▸ TASK INPUT

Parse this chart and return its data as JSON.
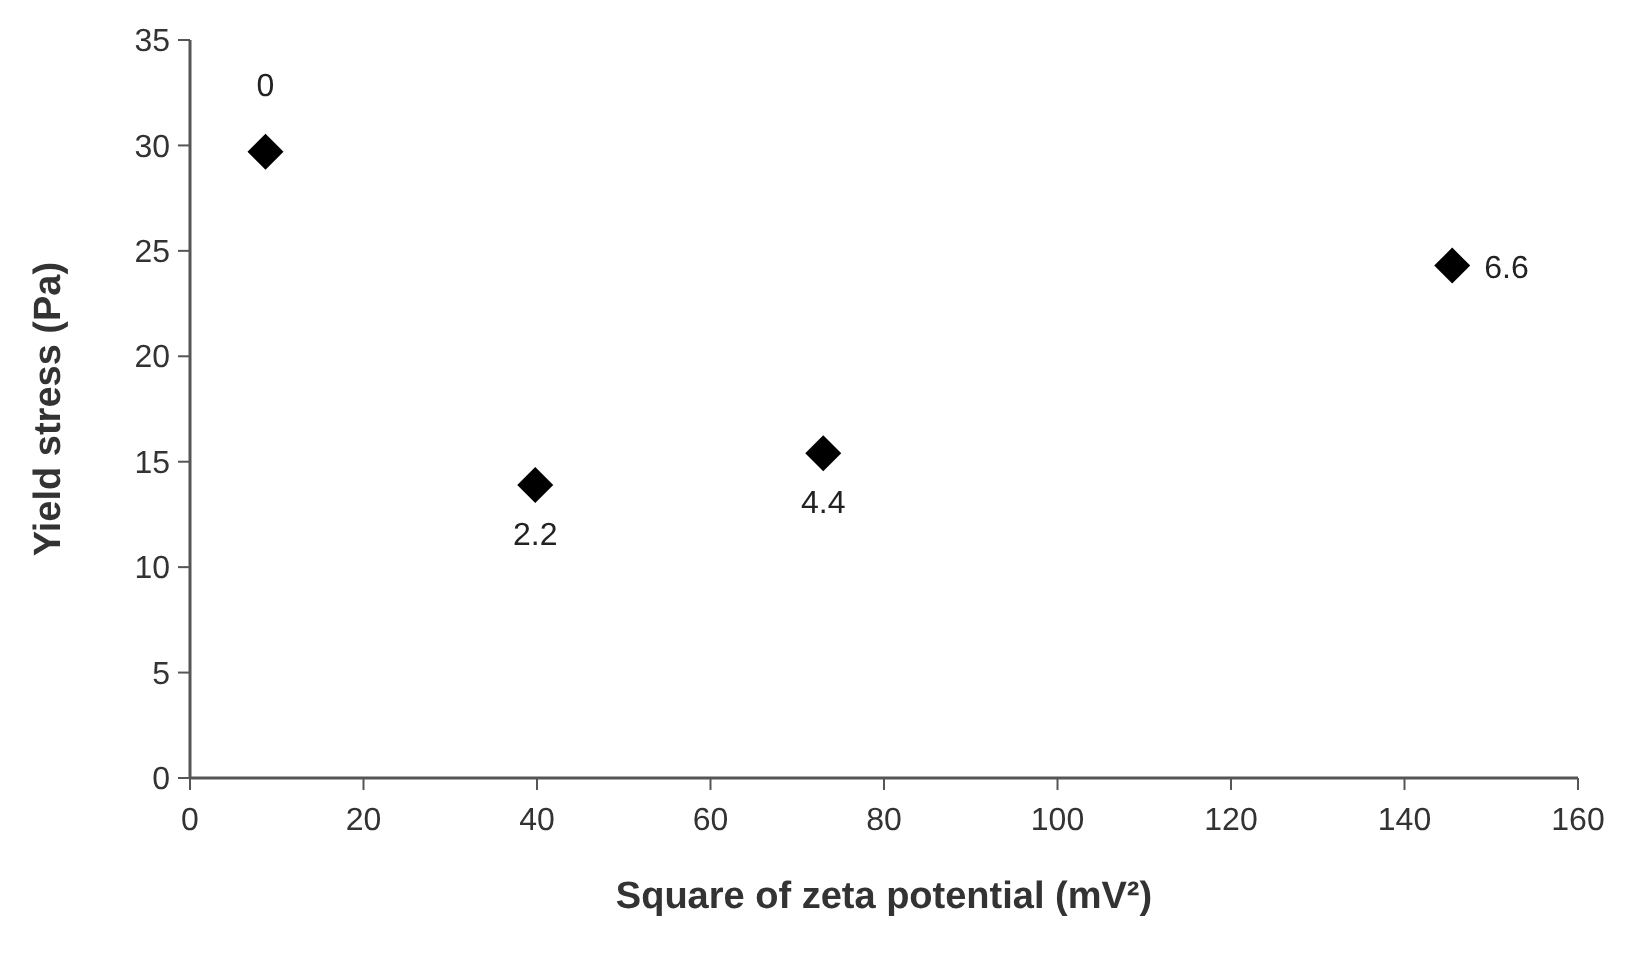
{
  "chart_data": {
    "type": "scatter",
    "xlabel": "Square of zeta potential (mV²)",
    "ylabel": "Yield stress  (Pa)",
    "x": [
      8.7,
      39.8,
      73,
      145.5
    ],
    "series": [
      {
        "color": "#000000",
        "values": [
          29.7,
          13.9,
          15.4,
          24.3
        ]
      }
    ],
    "marker": "diamond",
    "xlim": [
      0,
      160
    ],
    "xticks": [
      0,
      20,
      40,
      60,
      80,
      100,
      120,
      140,
      160
    ],
    "ylim": [
      0,
      35
    ],
    "yticks": [
      0,
      5,
      10,
      15,
      20,
      25,
      30,
      35
    ],
    "grid": false,
    "annotations": [
      {
        "text": "0",
        "x": 8.7,
        "y": 29.7
      },
      {
        "text": "2.2",
        "x": 39.8,
        "y": 13.9
      },
      {
        "text": "4.4",
        "x": 73,
        "y": 15.4
      },
      {
        "text": "6.6",
        "x": 145.5,
        "y": 24.3
      }
    ]
  }
}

▸ TASK OBJECTIVE
Transcribe every record above exactly, leaving out the pictures.

▸ EXERCISE RESPONSE
Parse this chart and return its data as JSON.
{
  "chart_data": {
    "type": "scatter",
    "xlabel": "Square of zeta potential (mV²)",
    "ylabel": "Yield stress  (Pa)",
    "x": [
      8.7,
      39.8,
      73,
      145.5
    ],
    "series": [
      {
        "color": "#000000",
        "values": [
          29.7,
          13.9,
          15.4,
          24.3
        ]
      }
    ],
    "marker": "diamond",
    "xlim": [
      0,
      160
    ],
    "xticks": [
      0,
      20,
      40,
      60,
      80,
      100,
      120,
      140,
      160
    ],
    "ylim": [
      0,
      35
    ],
    "yticks": [
      0,
      5,
      10,
      15,
      20,
      25,
      30,
      35
    ],
    "grid": false,
    "annotations": [
      {
        "text": "0",
        "x": 8.7,
        "y": 29.7
      },
      {
        "text": "2.2",
        "x": 39.8,
        "y": 13.9
      },
      {
        "text": "4.4",
        "x": 73,
        "y": 15.4
      },
      {
        "text": "6.6",
        "x": 145.5,
        "y": 24.3
      }
    ]
  }
}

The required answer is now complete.